◆ **WHAT THE TASK REQUIRES**: State only the number of lines that contain the string "ffffff".

(Figure contents as structured data)
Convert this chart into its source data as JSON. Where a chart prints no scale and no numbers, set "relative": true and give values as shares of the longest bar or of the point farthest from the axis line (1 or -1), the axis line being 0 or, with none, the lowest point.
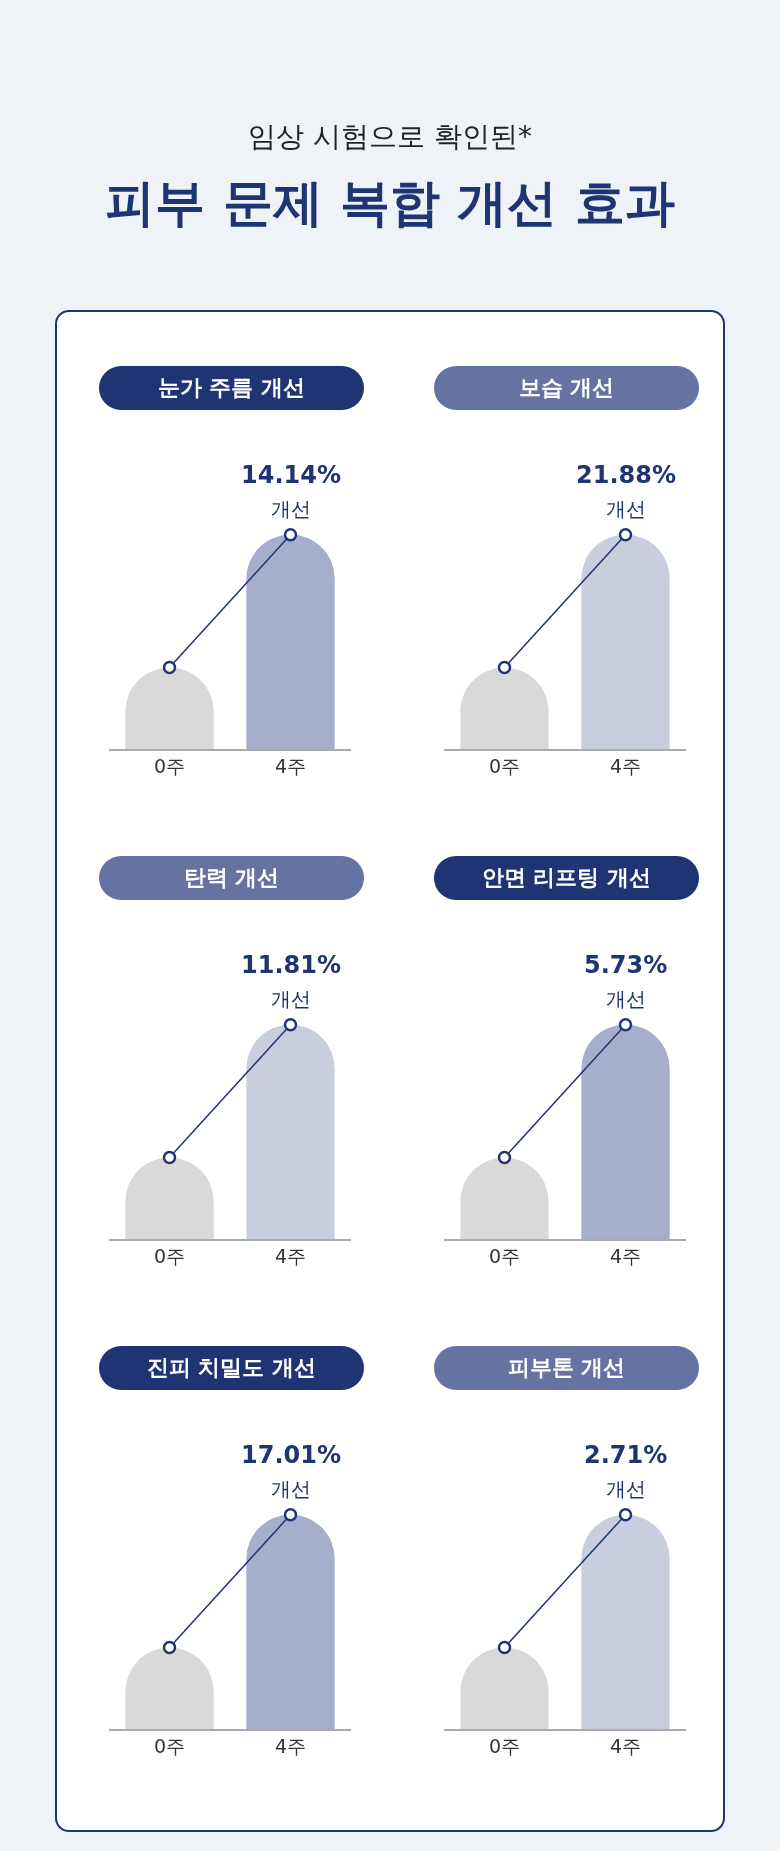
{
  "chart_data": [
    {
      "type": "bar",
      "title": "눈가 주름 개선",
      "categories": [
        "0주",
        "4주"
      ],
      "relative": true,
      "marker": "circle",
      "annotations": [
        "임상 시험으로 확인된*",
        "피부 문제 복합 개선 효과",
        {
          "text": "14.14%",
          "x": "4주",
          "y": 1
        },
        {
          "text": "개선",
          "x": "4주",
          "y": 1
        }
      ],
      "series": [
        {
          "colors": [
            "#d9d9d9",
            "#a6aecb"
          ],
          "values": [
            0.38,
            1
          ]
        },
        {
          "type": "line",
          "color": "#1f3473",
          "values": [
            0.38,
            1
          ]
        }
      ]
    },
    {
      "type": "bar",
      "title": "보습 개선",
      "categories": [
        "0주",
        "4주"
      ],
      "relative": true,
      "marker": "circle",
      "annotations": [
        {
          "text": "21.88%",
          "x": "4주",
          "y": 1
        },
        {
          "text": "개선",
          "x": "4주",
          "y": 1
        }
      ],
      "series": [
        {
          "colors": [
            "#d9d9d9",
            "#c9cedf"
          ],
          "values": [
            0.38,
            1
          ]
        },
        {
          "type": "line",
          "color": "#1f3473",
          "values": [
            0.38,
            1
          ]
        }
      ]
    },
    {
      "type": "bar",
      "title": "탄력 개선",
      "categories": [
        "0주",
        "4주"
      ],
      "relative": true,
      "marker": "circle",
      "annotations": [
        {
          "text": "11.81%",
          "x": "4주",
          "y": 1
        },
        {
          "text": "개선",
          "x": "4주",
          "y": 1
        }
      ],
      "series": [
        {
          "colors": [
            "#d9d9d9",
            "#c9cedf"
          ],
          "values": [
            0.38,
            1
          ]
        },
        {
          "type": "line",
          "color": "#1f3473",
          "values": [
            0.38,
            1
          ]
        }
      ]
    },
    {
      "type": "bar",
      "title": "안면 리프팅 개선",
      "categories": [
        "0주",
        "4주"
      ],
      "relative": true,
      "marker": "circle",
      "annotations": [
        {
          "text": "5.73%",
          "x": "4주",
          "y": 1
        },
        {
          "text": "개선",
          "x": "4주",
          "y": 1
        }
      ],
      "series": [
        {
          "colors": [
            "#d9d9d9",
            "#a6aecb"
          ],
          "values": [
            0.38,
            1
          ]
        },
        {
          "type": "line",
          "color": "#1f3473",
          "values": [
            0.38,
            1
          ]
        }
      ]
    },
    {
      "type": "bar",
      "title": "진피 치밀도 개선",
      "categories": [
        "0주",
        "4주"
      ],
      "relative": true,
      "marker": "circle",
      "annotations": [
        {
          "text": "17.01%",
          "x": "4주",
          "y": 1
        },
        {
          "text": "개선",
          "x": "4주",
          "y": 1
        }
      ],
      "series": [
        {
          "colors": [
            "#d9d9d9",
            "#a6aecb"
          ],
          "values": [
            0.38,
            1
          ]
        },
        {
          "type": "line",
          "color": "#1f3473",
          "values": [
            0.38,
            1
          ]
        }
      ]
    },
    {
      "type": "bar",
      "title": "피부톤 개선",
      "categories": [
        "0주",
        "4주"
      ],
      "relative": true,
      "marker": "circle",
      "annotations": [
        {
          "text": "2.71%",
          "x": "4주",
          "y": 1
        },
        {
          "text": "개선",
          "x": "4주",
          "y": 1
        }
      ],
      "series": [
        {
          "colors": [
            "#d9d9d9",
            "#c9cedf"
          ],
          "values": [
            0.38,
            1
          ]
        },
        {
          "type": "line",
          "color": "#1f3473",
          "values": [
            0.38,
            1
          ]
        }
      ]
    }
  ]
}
...
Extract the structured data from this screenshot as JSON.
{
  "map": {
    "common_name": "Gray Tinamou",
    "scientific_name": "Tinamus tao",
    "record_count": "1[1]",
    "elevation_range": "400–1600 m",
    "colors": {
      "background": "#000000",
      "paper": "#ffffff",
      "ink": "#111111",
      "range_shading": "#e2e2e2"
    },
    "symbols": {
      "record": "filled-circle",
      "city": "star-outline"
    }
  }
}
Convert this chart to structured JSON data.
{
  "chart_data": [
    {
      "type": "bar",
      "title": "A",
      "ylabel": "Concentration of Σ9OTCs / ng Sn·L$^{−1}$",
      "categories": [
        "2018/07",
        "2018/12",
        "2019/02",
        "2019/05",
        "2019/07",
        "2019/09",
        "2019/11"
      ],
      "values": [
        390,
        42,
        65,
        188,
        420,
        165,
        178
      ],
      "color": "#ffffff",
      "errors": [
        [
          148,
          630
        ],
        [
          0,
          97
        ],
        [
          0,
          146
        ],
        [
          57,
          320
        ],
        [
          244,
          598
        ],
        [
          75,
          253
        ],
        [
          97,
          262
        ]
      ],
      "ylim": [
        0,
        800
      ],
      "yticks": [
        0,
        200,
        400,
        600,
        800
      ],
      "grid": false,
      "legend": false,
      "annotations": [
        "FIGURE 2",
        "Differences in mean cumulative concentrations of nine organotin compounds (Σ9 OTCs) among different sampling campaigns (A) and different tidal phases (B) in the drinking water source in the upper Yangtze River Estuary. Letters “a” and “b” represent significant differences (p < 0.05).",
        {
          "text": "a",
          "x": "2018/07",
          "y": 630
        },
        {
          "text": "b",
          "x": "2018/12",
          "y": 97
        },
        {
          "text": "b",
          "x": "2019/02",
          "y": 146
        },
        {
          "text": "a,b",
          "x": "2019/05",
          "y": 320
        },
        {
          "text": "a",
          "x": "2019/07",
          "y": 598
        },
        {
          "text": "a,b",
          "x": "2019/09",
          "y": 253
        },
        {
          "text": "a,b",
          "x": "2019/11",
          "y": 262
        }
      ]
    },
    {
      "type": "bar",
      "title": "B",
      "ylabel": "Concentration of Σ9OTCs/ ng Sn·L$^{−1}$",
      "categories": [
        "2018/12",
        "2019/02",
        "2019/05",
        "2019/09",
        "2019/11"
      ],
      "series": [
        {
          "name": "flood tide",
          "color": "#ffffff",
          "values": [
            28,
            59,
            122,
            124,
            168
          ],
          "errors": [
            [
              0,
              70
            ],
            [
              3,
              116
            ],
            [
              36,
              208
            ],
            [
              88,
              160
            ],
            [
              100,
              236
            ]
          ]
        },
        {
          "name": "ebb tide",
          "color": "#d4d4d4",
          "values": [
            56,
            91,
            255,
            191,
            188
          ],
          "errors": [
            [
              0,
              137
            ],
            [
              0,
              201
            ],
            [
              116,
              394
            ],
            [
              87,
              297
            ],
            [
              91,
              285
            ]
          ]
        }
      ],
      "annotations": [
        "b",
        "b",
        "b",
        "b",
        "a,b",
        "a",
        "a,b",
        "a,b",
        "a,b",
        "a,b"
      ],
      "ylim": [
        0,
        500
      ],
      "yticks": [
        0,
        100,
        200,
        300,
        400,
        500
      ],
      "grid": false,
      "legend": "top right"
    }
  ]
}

◆ **FINAL ANSWER**: 3